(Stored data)
● ● ● ●

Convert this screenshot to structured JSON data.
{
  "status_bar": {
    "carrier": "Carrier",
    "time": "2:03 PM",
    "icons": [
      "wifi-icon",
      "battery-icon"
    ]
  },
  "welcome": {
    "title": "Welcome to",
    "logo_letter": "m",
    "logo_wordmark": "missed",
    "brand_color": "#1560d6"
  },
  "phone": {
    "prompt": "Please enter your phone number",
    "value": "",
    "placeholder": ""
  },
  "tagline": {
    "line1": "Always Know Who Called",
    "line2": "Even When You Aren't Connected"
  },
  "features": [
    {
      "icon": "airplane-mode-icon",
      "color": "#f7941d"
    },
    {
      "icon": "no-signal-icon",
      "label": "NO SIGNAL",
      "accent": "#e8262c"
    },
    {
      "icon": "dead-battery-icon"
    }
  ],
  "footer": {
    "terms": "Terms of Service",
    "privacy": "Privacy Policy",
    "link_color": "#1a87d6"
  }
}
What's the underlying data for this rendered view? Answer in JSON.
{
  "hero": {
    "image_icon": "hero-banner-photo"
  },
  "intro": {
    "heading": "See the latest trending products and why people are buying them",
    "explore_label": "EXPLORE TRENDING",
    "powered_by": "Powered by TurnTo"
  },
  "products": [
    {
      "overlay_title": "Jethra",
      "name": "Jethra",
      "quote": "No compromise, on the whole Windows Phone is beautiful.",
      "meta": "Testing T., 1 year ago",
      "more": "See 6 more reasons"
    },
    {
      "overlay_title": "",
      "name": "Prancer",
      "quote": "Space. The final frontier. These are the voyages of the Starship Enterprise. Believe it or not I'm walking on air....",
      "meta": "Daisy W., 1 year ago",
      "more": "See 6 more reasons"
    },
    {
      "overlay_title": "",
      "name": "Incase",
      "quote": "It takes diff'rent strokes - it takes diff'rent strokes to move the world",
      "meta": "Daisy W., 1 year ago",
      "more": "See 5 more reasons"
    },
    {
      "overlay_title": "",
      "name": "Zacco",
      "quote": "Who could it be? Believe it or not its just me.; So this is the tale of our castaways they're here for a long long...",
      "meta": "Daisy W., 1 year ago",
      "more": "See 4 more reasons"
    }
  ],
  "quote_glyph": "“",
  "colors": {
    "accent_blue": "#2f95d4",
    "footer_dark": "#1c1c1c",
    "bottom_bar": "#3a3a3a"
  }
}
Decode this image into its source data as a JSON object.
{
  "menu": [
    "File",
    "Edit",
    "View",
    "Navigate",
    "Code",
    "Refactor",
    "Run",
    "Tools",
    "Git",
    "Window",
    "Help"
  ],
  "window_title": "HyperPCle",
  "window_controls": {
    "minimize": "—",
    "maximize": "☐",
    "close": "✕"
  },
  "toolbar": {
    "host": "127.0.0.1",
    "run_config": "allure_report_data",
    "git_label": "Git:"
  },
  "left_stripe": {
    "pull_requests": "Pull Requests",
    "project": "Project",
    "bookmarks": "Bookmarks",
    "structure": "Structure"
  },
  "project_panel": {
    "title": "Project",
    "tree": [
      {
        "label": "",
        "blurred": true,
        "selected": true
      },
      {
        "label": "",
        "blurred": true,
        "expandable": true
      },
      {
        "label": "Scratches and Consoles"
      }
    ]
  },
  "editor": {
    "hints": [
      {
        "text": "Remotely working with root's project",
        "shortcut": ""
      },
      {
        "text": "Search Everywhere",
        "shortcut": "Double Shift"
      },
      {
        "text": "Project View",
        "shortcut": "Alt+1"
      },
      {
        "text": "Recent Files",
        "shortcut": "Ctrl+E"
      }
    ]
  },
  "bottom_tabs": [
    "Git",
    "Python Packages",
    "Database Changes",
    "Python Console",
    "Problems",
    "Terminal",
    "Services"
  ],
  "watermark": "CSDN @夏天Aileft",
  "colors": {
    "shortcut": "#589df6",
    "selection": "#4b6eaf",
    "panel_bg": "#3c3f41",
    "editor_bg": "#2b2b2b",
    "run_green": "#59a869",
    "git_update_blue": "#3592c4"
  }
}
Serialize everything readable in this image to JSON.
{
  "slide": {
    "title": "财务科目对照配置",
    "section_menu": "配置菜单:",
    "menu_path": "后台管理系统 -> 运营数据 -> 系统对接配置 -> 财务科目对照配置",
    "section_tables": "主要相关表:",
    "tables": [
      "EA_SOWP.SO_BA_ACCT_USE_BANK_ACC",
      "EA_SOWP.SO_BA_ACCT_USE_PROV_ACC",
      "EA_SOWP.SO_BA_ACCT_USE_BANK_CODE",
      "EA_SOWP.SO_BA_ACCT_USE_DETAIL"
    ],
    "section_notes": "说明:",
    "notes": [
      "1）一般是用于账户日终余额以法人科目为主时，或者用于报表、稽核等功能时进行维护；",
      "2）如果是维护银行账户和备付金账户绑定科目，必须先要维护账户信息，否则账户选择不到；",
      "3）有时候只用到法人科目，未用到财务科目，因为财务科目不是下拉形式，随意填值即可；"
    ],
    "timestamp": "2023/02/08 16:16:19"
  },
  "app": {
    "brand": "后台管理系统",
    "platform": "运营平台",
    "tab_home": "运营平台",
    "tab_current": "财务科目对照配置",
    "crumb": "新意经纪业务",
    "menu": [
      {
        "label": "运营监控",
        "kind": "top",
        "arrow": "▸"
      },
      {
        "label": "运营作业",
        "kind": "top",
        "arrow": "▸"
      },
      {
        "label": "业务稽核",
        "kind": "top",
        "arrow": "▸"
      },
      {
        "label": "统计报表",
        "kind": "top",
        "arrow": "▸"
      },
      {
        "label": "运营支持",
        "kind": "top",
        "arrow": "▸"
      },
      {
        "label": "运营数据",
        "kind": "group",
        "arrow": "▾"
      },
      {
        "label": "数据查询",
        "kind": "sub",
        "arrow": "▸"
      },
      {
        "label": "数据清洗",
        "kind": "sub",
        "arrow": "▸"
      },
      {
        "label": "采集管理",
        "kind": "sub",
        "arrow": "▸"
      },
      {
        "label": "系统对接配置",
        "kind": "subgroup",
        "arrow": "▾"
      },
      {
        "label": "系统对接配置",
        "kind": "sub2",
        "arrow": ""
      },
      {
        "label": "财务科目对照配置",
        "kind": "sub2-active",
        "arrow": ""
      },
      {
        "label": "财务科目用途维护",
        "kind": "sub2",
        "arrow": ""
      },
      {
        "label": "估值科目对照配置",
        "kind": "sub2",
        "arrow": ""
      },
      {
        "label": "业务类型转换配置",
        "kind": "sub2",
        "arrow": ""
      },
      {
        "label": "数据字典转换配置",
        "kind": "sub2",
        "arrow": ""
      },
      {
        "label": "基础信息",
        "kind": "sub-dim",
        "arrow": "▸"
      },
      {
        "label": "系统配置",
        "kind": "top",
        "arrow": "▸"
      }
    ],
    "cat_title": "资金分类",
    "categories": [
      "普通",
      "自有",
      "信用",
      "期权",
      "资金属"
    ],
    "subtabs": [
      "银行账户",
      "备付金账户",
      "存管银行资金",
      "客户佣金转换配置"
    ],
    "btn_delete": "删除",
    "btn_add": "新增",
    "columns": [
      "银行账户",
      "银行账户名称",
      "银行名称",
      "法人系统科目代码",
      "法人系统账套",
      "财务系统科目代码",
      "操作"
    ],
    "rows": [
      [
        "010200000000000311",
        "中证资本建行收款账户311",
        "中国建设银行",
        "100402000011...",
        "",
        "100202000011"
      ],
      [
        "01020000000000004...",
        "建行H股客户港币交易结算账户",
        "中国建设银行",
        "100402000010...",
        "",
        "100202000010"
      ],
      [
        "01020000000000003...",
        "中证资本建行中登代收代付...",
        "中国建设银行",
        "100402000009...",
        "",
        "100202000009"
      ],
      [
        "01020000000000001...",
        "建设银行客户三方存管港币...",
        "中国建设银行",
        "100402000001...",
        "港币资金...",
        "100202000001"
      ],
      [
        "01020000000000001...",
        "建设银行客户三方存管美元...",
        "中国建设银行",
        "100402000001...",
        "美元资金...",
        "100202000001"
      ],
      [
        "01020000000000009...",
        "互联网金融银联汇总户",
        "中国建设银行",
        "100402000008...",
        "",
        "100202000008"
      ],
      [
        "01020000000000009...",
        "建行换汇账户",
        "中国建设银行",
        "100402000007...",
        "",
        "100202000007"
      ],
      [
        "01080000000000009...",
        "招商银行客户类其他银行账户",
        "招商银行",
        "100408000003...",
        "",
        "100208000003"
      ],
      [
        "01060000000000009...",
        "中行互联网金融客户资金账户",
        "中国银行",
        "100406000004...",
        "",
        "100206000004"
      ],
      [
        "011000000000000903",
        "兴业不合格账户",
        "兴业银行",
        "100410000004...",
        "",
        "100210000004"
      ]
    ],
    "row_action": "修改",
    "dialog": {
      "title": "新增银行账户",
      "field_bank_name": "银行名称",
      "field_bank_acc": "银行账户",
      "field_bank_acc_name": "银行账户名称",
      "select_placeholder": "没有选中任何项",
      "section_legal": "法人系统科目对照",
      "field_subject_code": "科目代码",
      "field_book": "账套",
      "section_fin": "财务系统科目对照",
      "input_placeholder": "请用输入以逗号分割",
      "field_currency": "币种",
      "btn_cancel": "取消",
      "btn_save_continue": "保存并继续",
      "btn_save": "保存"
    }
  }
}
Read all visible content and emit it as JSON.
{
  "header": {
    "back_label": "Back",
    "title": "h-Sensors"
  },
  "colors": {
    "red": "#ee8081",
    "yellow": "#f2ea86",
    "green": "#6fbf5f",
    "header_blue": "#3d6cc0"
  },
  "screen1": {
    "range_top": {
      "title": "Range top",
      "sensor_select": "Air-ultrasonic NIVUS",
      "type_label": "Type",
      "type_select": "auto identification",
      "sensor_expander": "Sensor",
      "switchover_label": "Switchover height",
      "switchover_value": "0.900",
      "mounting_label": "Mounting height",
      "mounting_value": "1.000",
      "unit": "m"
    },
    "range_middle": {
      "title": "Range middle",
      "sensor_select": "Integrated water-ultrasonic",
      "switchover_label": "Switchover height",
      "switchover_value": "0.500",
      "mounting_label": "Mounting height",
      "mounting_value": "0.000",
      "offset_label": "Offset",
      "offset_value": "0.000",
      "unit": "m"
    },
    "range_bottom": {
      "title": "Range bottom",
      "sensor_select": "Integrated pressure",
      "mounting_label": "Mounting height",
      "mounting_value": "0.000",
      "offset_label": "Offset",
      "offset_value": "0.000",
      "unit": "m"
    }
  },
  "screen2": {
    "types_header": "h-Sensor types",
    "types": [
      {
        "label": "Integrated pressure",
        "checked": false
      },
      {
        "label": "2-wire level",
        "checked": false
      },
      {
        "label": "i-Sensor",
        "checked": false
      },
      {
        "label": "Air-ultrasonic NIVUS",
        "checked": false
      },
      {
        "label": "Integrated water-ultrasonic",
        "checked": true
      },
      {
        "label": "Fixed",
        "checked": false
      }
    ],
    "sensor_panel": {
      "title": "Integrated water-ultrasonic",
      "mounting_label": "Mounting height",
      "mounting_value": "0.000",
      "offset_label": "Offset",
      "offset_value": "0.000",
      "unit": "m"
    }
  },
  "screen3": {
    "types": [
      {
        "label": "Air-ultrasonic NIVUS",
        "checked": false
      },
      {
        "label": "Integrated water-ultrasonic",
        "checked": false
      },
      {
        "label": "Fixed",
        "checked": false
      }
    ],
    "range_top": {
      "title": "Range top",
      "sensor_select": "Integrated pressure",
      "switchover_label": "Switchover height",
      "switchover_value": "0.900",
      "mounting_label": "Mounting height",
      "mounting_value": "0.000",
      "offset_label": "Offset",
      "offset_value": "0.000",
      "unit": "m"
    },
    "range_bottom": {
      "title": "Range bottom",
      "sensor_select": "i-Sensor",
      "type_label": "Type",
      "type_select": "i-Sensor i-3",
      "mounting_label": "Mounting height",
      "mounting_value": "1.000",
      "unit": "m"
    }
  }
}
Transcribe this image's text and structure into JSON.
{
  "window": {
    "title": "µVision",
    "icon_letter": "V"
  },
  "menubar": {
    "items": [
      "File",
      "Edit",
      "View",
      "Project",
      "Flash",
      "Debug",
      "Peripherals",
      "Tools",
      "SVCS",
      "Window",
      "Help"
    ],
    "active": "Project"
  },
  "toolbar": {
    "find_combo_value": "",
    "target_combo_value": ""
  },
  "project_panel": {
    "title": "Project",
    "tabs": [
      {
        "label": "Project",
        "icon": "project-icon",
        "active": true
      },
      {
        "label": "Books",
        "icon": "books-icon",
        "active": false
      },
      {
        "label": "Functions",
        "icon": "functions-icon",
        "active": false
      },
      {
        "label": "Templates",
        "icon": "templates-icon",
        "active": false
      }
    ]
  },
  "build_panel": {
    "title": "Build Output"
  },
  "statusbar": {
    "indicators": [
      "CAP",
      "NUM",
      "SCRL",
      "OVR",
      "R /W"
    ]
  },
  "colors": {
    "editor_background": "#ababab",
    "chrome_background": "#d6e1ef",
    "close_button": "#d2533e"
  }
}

● ● ● ●

> [SET EXERCISE]: Copy every line that includes the string "products" from the material above.

> [WRITTEN SOLUTION]:
    "heading": "See the latest trending products and why people are buying them",
  "products": [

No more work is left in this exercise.